[Chart and figure data]
▬▬▬▬▬▬
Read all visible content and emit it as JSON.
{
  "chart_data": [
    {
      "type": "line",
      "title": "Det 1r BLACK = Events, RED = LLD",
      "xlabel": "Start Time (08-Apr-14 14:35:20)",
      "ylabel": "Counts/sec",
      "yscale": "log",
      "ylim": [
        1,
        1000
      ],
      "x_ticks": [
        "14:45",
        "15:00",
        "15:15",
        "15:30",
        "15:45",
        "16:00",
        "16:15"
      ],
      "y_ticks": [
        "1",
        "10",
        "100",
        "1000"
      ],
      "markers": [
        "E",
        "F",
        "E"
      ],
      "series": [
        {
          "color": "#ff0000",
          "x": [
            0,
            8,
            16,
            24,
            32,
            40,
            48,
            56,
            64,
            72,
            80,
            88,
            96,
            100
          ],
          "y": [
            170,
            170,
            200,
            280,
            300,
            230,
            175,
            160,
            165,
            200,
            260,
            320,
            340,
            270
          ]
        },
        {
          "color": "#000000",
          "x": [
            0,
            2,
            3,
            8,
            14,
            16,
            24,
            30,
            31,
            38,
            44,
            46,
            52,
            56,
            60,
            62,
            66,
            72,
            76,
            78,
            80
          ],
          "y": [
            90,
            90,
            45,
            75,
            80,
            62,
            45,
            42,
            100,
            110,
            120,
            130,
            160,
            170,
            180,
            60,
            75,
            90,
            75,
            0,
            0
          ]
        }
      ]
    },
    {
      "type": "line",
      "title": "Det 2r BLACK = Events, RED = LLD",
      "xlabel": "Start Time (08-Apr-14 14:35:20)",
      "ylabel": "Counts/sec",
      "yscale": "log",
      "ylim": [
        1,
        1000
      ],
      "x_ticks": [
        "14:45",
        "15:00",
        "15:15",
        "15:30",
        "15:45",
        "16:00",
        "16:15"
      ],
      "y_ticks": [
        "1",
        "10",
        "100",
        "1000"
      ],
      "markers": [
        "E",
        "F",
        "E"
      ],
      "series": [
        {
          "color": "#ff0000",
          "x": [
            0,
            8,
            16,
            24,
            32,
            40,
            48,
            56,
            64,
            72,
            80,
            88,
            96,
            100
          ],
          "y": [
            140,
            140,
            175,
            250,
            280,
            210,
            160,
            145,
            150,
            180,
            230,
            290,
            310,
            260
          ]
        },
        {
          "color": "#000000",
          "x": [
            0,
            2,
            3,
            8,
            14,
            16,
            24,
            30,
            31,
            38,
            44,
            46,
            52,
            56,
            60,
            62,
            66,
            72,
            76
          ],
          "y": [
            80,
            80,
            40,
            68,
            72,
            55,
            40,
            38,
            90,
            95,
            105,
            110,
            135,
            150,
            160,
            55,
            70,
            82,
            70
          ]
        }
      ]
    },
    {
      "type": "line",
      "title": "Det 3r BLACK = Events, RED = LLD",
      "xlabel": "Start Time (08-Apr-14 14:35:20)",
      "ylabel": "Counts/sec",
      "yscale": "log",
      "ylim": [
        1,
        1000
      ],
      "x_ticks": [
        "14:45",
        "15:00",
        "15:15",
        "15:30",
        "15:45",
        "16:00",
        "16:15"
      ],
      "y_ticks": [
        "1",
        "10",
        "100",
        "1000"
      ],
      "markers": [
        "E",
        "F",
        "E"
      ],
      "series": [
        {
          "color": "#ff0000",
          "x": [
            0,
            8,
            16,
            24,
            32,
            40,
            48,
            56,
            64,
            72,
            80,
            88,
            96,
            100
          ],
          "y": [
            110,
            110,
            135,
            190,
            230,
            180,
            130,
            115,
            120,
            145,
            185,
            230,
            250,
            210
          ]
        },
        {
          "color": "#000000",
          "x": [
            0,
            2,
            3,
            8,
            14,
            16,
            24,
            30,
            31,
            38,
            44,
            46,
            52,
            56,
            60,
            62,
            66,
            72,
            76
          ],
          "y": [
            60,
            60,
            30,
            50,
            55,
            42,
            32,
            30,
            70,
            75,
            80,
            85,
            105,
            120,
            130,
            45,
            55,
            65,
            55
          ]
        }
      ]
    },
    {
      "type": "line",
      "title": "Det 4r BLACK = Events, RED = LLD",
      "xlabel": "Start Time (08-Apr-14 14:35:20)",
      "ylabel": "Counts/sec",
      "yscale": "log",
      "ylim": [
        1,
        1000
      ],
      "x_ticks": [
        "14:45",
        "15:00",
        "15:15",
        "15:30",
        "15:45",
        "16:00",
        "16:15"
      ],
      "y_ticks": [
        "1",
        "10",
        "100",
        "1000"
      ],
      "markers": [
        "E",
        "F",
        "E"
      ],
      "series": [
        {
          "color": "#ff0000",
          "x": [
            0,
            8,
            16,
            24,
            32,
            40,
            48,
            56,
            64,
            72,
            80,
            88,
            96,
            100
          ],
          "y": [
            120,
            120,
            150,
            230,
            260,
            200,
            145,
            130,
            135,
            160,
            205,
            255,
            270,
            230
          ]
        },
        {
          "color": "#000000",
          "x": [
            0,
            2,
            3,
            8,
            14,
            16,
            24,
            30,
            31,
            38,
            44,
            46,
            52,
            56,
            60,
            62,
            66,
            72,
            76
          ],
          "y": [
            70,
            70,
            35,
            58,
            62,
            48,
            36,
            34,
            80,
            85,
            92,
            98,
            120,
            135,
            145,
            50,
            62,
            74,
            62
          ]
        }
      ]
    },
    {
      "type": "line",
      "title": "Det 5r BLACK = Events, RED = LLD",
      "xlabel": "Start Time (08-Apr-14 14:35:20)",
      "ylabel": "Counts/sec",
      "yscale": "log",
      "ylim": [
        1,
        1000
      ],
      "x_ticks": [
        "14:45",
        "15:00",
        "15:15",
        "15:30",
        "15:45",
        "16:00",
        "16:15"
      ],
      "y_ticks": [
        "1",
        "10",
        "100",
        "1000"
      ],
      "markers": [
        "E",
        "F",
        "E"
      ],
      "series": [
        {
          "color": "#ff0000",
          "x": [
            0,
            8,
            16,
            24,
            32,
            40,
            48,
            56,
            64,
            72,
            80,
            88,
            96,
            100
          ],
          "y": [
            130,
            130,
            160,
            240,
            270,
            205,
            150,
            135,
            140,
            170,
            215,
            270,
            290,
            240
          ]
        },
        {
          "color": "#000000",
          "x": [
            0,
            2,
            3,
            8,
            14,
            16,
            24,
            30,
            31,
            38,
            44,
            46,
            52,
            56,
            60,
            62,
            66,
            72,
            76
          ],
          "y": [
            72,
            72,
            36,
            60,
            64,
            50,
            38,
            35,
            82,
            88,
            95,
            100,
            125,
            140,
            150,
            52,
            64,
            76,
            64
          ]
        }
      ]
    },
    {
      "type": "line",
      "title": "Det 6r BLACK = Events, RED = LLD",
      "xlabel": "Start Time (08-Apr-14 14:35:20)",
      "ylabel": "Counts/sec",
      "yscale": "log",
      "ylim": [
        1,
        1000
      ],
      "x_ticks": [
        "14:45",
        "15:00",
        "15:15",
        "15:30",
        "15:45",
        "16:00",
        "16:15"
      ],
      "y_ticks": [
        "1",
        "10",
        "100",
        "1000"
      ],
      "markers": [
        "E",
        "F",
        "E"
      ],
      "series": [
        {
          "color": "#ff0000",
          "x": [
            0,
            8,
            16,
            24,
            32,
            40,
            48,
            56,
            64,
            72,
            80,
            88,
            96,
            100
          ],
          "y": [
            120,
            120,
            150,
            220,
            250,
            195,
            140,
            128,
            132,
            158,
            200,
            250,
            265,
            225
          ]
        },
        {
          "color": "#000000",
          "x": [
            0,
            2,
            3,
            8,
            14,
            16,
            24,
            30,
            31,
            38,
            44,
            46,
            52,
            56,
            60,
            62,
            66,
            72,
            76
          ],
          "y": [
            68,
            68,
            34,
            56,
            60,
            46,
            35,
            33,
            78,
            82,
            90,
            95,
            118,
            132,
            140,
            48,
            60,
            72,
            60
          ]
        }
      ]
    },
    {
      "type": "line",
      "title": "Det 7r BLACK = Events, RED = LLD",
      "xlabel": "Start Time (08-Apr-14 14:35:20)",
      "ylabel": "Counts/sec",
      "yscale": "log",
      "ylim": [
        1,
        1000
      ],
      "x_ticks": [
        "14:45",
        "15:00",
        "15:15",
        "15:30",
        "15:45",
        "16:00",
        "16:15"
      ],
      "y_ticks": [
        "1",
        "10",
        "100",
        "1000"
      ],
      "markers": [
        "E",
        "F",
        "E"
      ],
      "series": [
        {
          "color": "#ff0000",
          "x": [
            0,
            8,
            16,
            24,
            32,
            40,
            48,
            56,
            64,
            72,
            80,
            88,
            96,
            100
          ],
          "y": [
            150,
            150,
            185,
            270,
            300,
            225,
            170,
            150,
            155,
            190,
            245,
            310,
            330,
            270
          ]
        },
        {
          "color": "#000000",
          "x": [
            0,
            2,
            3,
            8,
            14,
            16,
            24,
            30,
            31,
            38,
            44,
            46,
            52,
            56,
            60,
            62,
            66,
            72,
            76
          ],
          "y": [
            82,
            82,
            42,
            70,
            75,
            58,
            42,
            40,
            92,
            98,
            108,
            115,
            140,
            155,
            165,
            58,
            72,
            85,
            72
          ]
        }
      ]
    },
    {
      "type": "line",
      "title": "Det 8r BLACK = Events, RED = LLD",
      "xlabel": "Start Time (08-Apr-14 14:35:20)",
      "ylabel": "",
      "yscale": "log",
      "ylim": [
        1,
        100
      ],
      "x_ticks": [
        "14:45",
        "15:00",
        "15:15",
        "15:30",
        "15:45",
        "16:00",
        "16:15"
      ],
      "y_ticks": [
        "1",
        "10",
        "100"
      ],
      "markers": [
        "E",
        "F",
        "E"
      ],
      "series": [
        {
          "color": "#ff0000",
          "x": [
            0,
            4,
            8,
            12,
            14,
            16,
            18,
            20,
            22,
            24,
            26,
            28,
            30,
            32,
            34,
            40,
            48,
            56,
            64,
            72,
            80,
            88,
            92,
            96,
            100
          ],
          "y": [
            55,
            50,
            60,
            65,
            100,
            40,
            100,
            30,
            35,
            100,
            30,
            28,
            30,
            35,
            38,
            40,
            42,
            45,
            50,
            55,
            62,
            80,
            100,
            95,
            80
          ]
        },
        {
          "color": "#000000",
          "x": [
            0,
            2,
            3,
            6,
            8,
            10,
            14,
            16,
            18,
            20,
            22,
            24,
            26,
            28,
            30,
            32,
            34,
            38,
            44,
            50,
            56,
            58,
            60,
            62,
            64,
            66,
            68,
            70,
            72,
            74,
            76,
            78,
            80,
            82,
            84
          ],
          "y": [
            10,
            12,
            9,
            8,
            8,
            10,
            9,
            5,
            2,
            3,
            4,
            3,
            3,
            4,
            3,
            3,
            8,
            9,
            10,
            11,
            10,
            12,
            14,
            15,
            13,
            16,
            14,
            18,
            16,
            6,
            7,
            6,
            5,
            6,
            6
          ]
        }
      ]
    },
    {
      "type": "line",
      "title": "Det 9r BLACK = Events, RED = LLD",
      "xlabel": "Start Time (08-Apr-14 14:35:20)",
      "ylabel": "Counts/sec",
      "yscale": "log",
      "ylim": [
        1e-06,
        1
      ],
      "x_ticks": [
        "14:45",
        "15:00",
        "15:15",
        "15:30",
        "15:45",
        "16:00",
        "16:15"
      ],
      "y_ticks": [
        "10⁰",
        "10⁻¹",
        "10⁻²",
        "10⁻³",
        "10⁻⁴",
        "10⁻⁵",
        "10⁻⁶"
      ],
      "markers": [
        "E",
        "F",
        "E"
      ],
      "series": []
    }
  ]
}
▬▬▬▬▬▬
Exercise brief – Show each line of the data that contains the string "title".

Task result –
      "title": "Det 1r BLACK = Events, RED = LLD",
      "title": "Det 2r BLACK = Events, RED = LLD",
      "title": "Det 3r BLACK = Events, RED = LLD",
      "title": "Det 4r BLACK = Events, RED = LLD",
      "title": "Det 5r BLACK = Events, RED = LLD",
      "title": "Det 6r BLACK = Events, RED = LLD",
      "title": "Det 7r BLACK = Events, RED = LLD",
      "title": "Det 8r BLACK = Events, RED = LLD",
      "title": "Det 9r BLACK = Events, RED = LLD",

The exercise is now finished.